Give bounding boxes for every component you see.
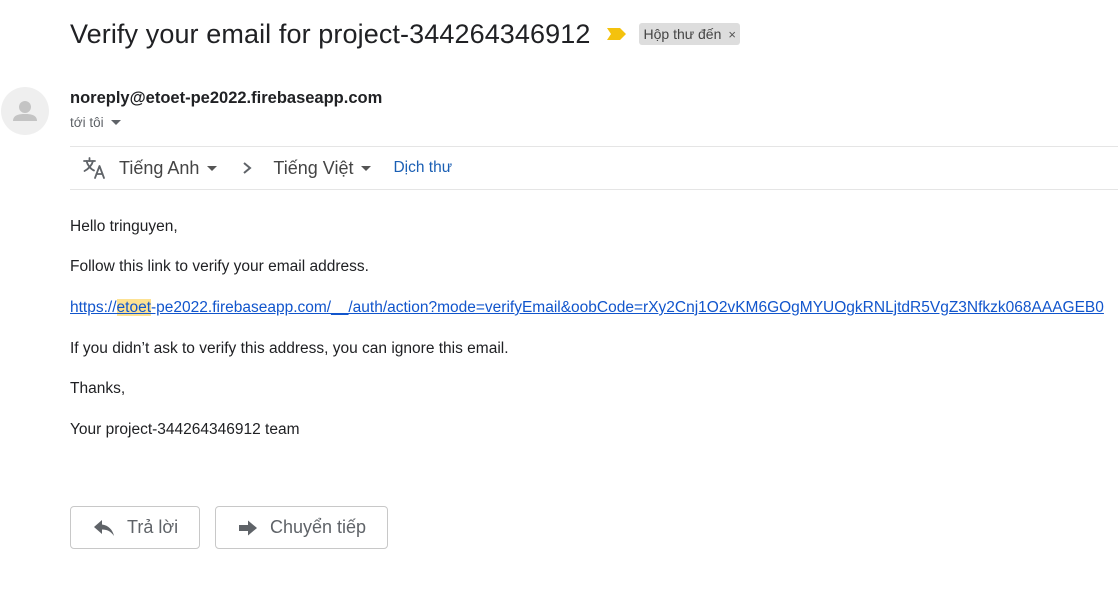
target-language-select[interactable]: Tiếng Việt (273, 157, 372, 179)
target-language-label: Tiếng Việt (273, 157, 354, 178)
sender-avatar (1, 87, 49, 135)
forward-icon (239, 520, 257, 535)
translate-bar: Tiếng Anh Tiếng Việt Dịch thư (70, 146, 1118, 190)
chevron-down-icon[interactable] (110, 120, 121, 125)
chevron-right-icon (243, 162, 252, 174)
recipient-details[interactable]: tới tôi (70, 115, 121, 130)
link-rest: -pe2022.firebaseapp.com/__/auth/action?m… (151, 299, 1104, 316)
reply-button[interactable]: Trả lời (70, 506, 200, 549)
chevron-down-icon (207, 165, 218, 171)
chevron-down-icon (361, 165, 372, 171)
recipient-text: tới tôi (70, 115, 104, 130)
remove-label-icon[interactable]: × (728, 27, 736, 42)
forward-button[interactable]: Chuyển tiếp (215, 506, 388, 549)
importance-marker-icon[interactable] (605, 27, 627, 41)
reply-label: Trả lời (127, 517, 179, 537)
verification-link[interactable]: https://etoet-pe2022.firebaseapp.com/__/… (70, 299, 1104, 316)
reply-icon (94, 519, 114, 536)
greeting-text: Hello tringuyen, (70, 218, 178, 235)
sender-address: noreply@etoet-pe2022.firebaseapp.com (70, 89, 383, 107)
inbox-label-chip: Hộp thư đến × (638, 23, 740, 45)
source-language-label: Tiếng Anh (119, 157, 200, 178)
default-person-icon (13, 101, 37, 121)
subject-row: Verify your email for project-3442643469… (70, 14, 740, 54)
verification-link-row: https://etoet-pe2022.firebaseapp.com/__/… (70, 299, 1104, 317)
link-prefix: https:// (70, 299, 117, 316)
translate-icon (83, 157, 105, 179)
thanks-text: Thanks, (70, 380, 126, 397)
translate-message-link[interactable]: Dịch thư (393, 159, 452, 177)
instruction-text: Follow this link to verify your email ad… (70, 258, 369, 275)
forward-label: Chuyển tiếp (270, 517, 367, 537)
signature-text: Your project-344264346912 team (70, 421, 300, 438)
email-subject: Verify your email for project-3442643469… (70, 18, 591, 49)
inbox-label-text: Hộp thư đến (643, 26, 722, 42)
source-language-select[interactable]: Tiếng Anh (119, 157, 218, 179)
ignore-note-text: If you didn’t ask to verify this address… (70, 340, 509, 357)
link-highlight: etoet (116, 299, 152, 316)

● ● ● ● ● ● ●

**Task instructions:**
Copy all of the entries above line for line, leaving out the pictures.

**Correct response:**
Give bounding boxes for every component you see.
target-language-select[interactable]: Tiếng Việt (273, 157, 372, 179)
target-language-label: Tiếng Việt (273, 157, 354, 178)
sender-avatar (1, 87, 49, 135)
forward-icon (239, 520, 257, 535)
translate-bar: Tiếng Anh Tiếng Việt Dịch thư (70, 146, 1118, 190)
chevron-down-icon[interactable] (110, 120, 121, 125)
chevron-right-icon (243, 162, 252, 174)
recipient-details[interactable]: tới tôi (70, 115, 121, 130)
link-rest: -pe2022.firebaseapp.com/__/auth/action?m… (151, 299, 1104, 316)
reply-button[interactable]: Trả lời (70, 506, 200, 549)
chevron-down-icon (207, 165, 218, 171)
chevron-down-icon (361, 165, 372, 171)
recipient-text: tới tôi (70, 115, 104, 130)
remove-label-icon[interactable]: × (728, 27, 736, 42)
forward-button[interactable]: Chuyển tiếp (215, 506, 388, 549)
importance-marker-icon[interactable] (605, 27, 627, 41)
reply-label: Trả lời (127, 517, 179, 537)
verification-link[interactable]: https://etoet-pe2022.firebaseapp.com/__/… (70, 299, 1104, 316)
reply-icon (94, 519, 114, 536)
greeting-text: Hello tringuyen, (70, 218, 178, 235)
sender-address: noreply@etoet-pe2022.firebaseapp.com (70, 89, 383, 107)
inbox-label-chip: Hộp thư đến × (638, 23, 740, 45)
source-language-label: Tiếng Anh (119, 157, 200, 178)
default-person-icon (13, 101, 37, 121)
subject-row: Verify your email for project-3442643469… (70, 14, 740, 54)
verification-link-row: https://etoet-pe2022.firebaseapp.com/__/… (70, 299, 1104, 317)
link-prefix: https:// (70, 299, 117, 316)
translate-icon (83, 157, 105, 179)
thanks-text: Thanks, (70, 380, 126, 397)
translate-message-link[interactable]: Dịch thư (393, 159, 452, 177)
instruction-text: Follow this link to verify your email ad… (70, 258, 369, 275)
forward-label: Chuyển tiếp (270, 517, 367, 537)
signature-text: Your project-344264346912 team (70, 421, 300, 438)
email-subject: Verify your email for project-3442643469… (70, 18, 591, 49)
inbox-label-text: Hộp thư đến (643, 26, 722, 42)
source-language-select[interactable]: Tiếng Anh (119, 157, 218, 179)
ignore-note-text: If you didn’t ask to verify this address… (70, 340, 509, 357)
link-highlight: etoet (116, 299, 152, 316)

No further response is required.